[Begin]

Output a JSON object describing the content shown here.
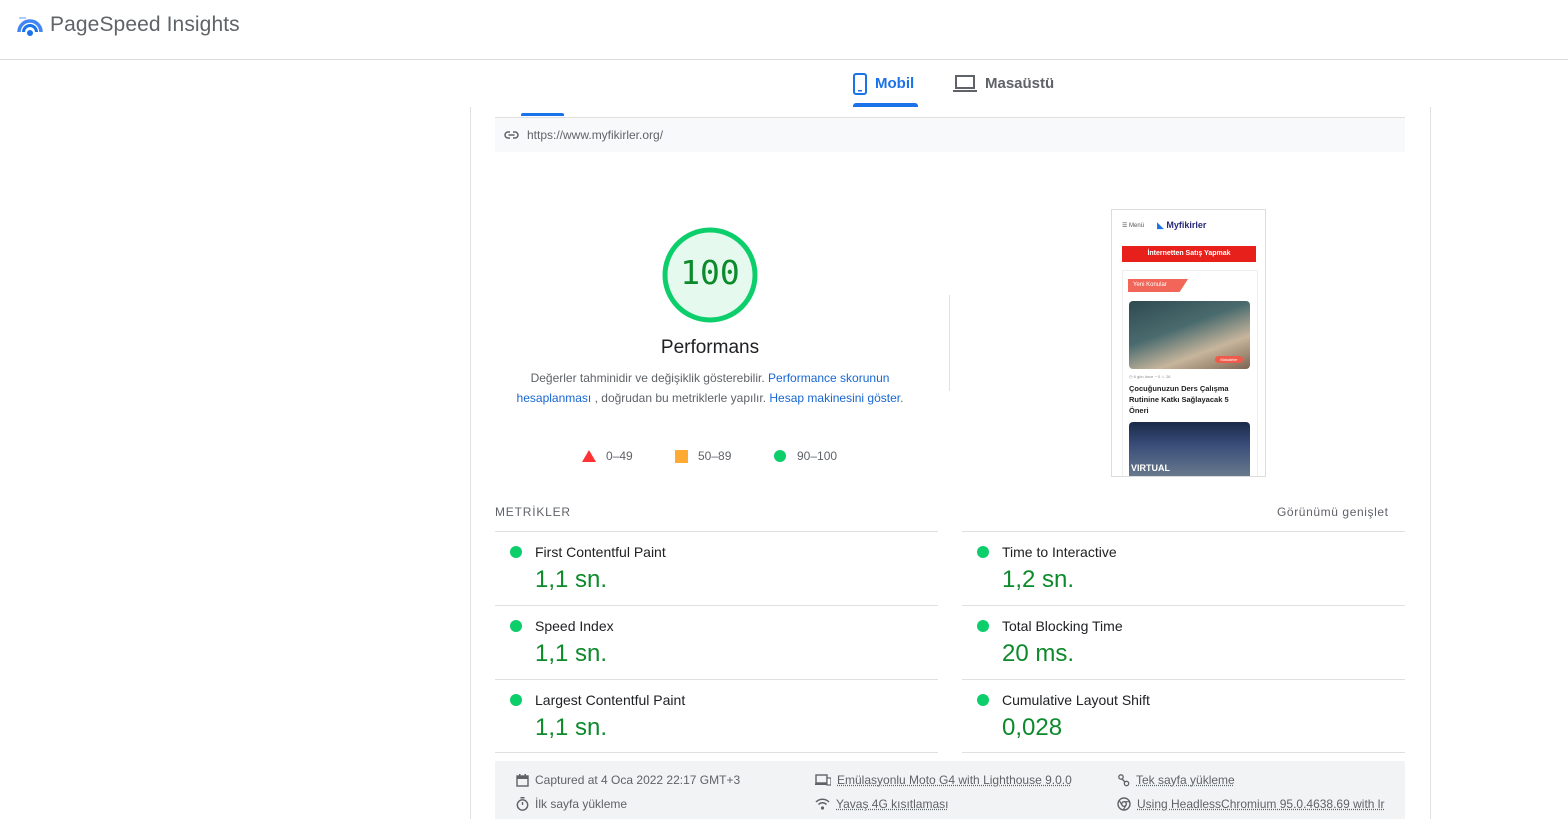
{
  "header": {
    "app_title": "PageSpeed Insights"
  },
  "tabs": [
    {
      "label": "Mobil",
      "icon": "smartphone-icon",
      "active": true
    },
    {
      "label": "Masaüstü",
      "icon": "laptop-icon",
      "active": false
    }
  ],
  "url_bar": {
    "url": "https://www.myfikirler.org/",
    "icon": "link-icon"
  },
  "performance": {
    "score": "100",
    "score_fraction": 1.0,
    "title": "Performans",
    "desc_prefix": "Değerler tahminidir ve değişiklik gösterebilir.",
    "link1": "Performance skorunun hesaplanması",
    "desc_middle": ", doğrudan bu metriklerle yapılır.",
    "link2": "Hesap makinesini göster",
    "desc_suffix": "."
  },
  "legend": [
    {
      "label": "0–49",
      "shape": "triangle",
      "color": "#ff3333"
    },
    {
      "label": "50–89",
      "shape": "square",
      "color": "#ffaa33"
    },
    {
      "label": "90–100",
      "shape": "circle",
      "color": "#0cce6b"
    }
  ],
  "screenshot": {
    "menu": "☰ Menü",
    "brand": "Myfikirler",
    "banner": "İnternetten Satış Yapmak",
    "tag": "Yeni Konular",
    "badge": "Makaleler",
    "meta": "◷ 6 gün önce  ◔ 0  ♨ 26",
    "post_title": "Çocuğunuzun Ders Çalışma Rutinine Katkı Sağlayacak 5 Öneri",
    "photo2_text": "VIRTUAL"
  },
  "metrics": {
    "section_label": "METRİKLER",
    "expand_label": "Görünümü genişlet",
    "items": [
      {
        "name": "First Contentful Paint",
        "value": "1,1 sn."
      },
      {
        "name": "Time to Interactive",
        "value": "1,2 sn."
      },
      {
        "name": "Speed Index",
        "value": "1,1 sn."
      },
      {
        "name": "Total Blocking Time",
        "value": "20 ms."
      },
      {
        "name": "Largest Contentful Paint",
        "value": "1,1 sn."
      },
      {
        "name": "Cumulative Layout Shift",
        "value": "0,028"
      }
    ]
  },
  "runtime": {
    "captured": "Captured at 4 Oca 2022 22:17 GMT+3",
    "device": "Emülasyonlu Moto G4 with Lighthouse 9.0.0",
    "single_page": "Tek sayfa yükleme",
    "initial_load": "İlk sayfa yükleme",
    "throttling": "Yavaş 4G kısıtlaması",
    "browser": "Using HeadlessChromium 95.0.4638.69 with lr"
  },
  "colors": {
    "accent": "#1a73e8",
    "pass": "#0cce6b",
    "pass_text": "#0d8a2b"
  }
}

[End]

All records should be output exactly, with the pictures left out.

• [OUTPUT FOR THIS EXERCISE]
Output a JSON object describing the content shown here.
{
  "header": {
    "app_title": "PageSpeed Insights"
  },
  "tabs": [
    {
      "label": "Mobil",
      "icon": "smartphone-icon",
      "active": true
    },
    {
      "label": "Masaüstü",
      "icon": "laptop-icon",
      "active": false
    }
  ],
  "url_bar": {
    "url": "https://www.myfikirler.org/",
    "icon": "link-icon"
  },
  "performance": {
    "score": "100",
    "score_fraction": 1.0,
    "title": "Performans",
    "desc_prefix": "Değerler tahminidir ve değişiklik gösterebilir.",
    "link1": "Performance skorunun hesaplanması",
    "desc_middle": ", doğrudan bu metriklerle yapılır.",
    "link2": "Hesap makinesini göster",
    "desc_suffix": "."
  },
  "legend": [
    {
      "label": "0–49",
      "shape": "triangle",
      "color": "#ff3333"
    },
    {
      "label": "50–89",
      "shape": "square",
      "color": "#ffaa33"
    },
    {
      "label": "90–100",
      "shape": "circle",
      "color": "#0cce6b"
    }
  ],
  "screenshot": {
    "menu": "☰ Menü",
    "brand": "Myfikirler",
    "banner": "İnternetten Satış Yapmak",
    "tag": "Yeni Konular",
    "badge": "Makaleler",
    "meta": "◷ 6 gün önce  ◔ 0  ♨ 26",
    "post_title": "Çocuğunuzun Ders Çalışma Rutinine Katkı Sağlayacak 5 Öneri",
    "photo2_text": "VIRTUAL"
  },
  "metrics": {
    "section_label": "METRİKLER",
    "expand_label": "Görünümü genişlet",
    "items": [
      {
        "name": "First Contentful Paint",
        "value": "1,1 sn."
      },
      {
        "name": "Time to Interactive",
        "value": "1,2 sn."
      },
      {
        "name": "Speed Index",
        "value": "1,1 sn."
      },
      {
        "name": "Total Blocking Time",
        "value": "20 ms."
      },
      {
        "name": "Largest Contentful Paint",
        "value": "1,1 sn."
      },
      {
        "name": "Cumulative Layout Shift",
        "value": "0,028"
      }
    ]
  },
  "runtime": {
    "captured": "Captured at 4 Oca 2022 22:17 GMT+3",
    "device": "Emülasyonlu Moto G4 with Lighthouse 9.0.0",
    "single_page": "Tek sayfa yükleme",
    "initial_load": "İlk sayfa yükleme",
    "throttling": "Yavaş 4G kısıtlaması",
    "browser": "Using HeadlessChromium 95.0.4638.69 with lr"
  },
  "colors": {
    "accent": "#1a73e8",
    "pass": "#0cce6b",
    "pass_text": "#0d8a2b"
  }
}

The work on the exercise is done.